§ Blok Teks:
------------------------------

Sedangkan Raden Aji mantri dengan dikawal oleh empat orang pengawal pribadinya (Embah Pincang, Embah Kapuk, Raden Rajakoras, Suryakancana Wesah), empat orang Senopati Pajajaran (Jaya Perkosa, Terong Peot, Nangganan, Kondanghapa) dan tiga puluh lima orang prajuritnya pergi ke Negara Sumedanglarang, Raden Aji Mantri bersama keluarga dan empat orang pengawal pribadinya itu menetap di Dusun Serang. 

Di Dusun tersebut Raden Aji Mantri membangun sebuah Talaga (telaga) yang dikenal Talaga Sakawayana, disekelilingnya ditanami pohon kelapa yang disebut Kalapa Tujuh serta ditengah-tengah telaga terdapat Cinyusu (mata air) yang disebut Leutak Si Balagadama Raden Aji Mantri mulih ka jati mulang ka asalna (meninggal dunia) dalam usia yang sangat tua, dimakamkan di sebuah Gunung yang ada di Dusun Serang, makamnya dikenal makam karamat Gunung Keling atau  makam karamat Sakawayana.


Pada bagian akhir, dalam Titi mangsanya disebutkan bahwa Buk Sakawayana ditulis pada hari kamis 14 Rayagung, tahun Je, Hijriah Nabi SAW 1262,  yang menulis Jibah, mewakili paman, Bapak Kasjan, alamatnya sama di Serang.

Berdasarkan perhitungan penulis, Hijrah Nabi Saw 1262,  itu sama dengan tahun 1841 M

Pada masa itu yang memerintah di Kabupaten Sumedang ialah Panggeran Aria Kusumah Adinata atau yang lebih dikenal Panggeran Sugih (1832 - 1889 M). 

Semasa memegang kekuasaanya beliau sering berkunjung ke dusun Serang untuk bertukar pikiran mengenai  keagamaan (Islam) dengan sahabat-sahabatnya yang ada di Dusun Serang, terutama sekali dengan Eyang Lurah Wangsadinata, kepala Desa Serang pertama yang memerintah tahun 1870 - 1885 M. 

Untuk lebih mempererat tali persaudaraan di antara mereka, Panggeran Sugih akhirnya menikah dengan Enden Ningsih, putri tunggal Eyang Engkung (adik Wangsadinata) dan dari hasil pernikahanya itu beliau dikaruniai seorang putri yang diberi nama Nyai Raden Domas, selanjutnya berputra tiga orang yaitu : 
  1. Raden Aom Bajaji 
  2. Raden Sule
  3. Nyai Raden Emek. 
Berdasarkan titi mangsa di atas, untuk sementara penulis menduga bahwa Buk Sakawayana itu dikerjakan pada masa pemerintahan Panggeran Aria Kusumah Adinata, disamping itu dengan masuknya Bupati yang dikenal Sugih Harta (banyak harta), Sugih Harti (banyak ilmu) dan Sugih Putra (banyak anak) kedalam jajaran Keluarga Besar Serang, tidak mustahil beliau akan lebih mengetahui tentang seluk beluk Buku Sakawayanadi Dusun Serang.

------------------------------

(Data anotasi tata letak)
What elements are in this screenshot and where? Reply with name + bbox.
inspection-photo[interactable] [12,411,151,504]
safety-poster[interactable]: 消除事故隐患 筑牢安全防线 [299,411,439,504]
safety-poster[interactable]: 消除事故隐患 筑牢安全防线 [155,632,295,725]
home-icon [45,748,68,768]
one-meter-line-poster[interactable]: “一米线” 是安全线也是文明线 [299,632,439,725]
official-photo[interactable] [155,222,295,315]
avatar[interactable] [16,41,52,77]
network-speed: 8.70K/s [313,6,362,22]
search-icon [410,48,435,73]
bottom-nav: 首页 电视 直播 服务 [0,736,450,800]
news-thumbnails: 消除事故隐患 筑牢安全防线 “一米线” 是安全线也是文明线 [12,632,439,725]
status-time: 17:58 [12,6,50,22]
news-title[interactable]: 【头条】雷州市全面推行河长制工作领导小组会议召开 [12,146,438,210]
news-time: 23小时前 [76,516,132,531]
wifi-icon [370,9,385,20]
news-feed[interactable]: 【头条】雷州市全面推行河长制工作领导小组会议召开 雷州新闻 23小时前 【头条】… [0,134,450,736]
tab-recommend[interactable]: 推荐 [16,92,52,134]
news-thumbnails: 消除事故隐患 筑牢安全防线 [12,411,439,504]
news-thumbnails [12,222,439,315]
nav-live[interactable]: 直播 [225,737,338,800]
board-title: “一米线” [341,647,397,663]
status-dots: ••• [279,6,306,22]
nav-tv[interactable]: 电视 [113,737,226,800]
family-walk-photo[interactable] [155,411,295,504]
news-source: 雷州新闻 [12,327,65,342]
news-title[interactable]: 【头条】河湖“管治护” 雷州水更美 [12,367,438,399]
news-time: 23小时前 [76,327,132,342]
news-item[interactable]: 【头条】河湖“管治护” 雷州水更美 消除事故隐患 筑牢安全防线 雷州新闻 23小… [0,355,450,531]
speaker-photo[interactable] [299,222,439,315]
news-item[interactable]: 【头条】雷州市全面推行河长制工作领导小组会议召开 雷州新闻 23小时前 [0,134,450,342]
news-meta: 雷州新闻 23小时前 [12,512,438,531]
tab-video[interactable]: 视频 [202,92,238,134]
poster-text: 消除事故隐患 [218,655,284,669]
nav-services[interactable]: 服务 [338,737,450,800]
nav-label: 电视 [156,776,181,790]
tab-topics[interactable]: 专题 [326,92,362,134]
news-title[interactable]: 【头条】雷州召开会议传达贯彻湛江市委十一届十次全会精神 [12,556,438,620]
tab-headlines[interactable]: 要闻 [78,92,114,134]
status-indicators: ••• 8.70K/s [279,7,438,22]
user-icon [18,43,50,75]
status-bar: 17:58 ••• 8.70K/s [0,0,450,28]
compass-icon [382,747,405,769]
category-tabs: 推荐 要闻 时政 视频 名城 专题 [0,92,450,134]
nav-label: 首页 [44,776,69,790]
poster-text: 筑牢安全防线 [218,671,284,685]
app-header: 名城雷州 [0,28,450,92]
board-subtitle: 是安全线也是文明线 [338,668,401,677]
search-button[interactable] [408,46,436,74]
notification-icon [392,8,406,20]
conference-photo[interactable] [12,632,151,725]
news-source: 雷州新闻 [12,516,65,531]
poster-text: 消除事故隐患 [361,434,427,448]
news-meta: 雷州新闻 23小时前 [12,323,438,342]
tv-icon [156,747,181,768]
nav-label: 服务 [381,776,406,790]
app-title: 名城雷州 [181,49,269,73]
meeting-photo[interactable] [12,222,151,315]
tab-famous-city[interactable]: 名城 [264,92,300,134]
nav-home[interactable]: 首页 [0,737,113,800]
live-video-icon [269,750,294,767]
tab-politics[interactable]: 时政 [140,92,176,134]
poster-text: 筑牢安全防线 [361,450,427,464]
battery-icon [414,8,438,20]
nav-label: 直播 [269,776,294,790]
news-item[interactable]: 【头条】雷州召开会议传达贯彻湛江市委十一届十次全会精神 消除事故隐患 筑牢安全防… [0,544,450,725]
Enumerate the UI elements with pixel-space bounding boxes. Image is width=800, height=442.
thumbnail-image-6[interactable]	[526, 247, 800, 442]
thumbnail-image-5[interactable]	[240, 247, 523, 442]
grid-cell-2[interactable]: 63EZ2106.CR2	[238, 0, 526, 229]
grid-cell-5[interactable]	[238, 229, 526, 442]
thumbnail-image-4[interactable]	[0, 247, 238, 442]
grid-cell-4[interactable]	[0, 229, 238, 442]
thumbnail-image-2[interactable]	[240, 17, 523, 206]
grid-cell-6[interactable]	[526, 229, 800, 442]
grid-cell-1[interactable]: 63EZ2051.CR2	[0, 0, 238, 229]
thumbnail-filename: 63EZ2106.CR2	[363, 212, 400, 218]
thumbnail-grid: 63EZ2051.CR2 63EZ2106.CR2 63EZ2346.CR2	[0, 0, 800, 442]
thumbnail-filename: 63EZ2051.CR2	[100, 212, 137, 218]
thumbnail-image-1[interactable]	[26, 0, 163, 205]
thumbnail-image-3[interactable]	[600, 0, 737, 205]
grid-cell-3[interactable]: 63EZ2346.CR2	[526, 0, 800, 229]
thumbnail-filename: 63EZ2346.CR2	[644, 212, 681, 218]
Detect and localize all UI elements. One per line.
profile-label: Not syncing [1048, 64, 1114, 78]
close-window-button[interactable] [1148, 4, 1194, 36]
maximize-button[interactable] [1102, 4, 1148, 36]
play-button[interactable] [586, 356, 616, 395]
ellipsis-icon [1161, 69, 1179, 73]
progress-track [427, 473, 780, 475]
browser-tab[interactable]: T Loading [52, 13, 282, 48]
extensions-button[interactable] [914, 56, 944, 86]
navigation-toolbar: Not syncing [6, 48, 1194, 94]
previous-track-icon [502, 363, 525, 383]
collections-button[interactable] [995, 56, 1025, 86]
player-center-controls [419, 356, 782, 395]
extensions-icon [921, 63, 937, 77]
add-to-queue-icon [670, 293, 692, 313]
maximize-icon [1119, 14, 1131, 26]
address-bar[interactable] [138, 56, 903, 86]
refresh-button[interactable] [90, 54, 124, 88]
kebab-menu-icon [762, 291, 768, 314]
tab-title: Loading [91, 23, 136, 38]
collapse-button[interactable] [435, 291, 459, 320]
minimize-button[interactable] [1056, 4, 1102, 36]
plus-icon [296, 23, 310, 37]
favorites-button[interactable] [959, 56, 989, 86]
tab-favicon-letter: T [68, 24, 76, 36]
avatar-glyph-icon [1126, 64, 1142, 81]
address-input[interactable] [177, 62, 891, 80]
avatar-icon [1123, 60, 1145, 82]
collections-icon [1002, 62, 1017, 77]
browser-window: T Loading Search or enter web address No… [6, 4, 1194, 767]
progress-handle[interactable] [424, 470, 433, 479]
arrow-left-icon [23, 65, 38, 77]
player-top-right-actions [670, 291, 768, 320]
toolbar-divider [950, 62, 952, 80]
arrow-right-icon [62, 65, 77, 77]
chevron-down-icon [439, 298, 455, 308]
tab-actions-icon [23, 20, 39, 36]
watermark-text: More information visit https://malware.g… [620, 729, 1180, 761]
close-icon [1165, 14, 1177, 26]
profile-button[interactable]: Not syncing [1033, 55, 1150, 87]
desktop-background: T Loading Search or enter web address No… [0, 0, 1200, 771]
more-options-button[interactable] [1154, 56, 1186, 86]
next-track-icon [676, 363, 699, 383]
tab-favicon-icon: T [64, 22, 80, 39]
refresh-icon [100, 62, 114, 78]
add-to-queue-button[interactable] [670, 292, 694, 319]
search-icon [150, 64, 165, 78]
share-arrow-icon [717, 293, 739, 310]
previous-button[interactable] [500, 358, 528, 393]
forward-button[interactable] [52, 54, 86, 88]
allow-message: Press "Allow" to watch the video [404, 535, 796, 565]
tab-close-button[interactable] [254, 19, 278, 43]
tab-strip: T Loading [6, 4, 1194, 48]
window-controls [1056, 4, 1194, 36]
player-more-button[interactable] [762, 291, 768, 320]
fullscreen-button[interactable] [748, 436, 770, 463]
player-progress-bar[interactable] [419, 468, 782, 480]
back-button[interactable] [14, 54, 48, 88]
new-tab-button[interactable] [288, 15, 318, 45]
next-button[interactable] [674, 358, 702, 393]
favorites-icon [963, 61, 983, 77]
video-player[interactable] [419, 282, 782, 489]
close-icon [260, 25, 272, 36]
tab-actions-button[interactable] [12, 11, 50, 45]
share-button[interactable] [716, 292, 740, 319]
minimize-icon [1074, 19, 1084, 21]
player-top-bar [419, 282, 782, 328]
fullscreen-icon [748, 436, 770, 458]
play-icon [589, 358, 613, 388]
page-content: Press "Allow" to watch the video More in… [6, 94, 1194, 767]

------------------------------

§ Soal Latihan:
A - Menurut teks tentang Buk Sakawayana, dengan siapa Panggeran Sugih akhirnya menikah?
B - Ekstrak tanpa perubahan sedikit pun baris-baris entri mulai dari baris pertama entri sampai dengan baris yang memuat "tab-recommend[interactable]: 推荐 [16,92,52,134]", termasuk kedua baris batas itu.
Teks dan entri di atas adalah dua bahan yang terpisah satu sama lain.

§ Kunci Jawaban:
A - Enden Ningsih, putri tunggal Eyang Engkung (adik Wangsadinata).

B -
What elements are in this screenshot and where? Reply with name + bbox.
inspection-photo[interactable] [12,411,151,504]
safety-poster[interactable]: 消除事故隐患 筑牢安全防线 [299,411,439,504]
safety-poster[interactable]: 消除事故隐患 筑牢安全防线 [155,632,295,725]
home-icon [45,748,68,768]
one-meter-line-poster[interactable]: “一米线” 是安全线也是文明线 [299,632,439,725]
official-photo[interactable] [155,222,295,315]
avatar[interactable] [16,41,52,77]
network-speed: 8.70K/s [313,6,362,22]
search-icon [410,48,435,73]
bottom-nav: 首页 电视 直播 服务 [0,736,450,800]
news-thumbnails: 消除事故隐患 筑牢安全防线 “一米线” 是安全线也是文明线 [12,632,439,725]
status-time: 17:58 [12,6,50,22]
news-title[interactable]: 【头条】雷州市全面推行河长制工作领导小组会议召开 [12,146,438,210]
news-time: 23小时前 [76,516,132,531]
wifi-icon [370,9,385,20]
news-feed[interactable]: 【头条】雷州市全面推行河长制工作领导小组会议召开 雷州新闻 23小时前 【头条】… [0,134,450,736]
tab-recommend[interactable]: 推荐 [16,92,52,134]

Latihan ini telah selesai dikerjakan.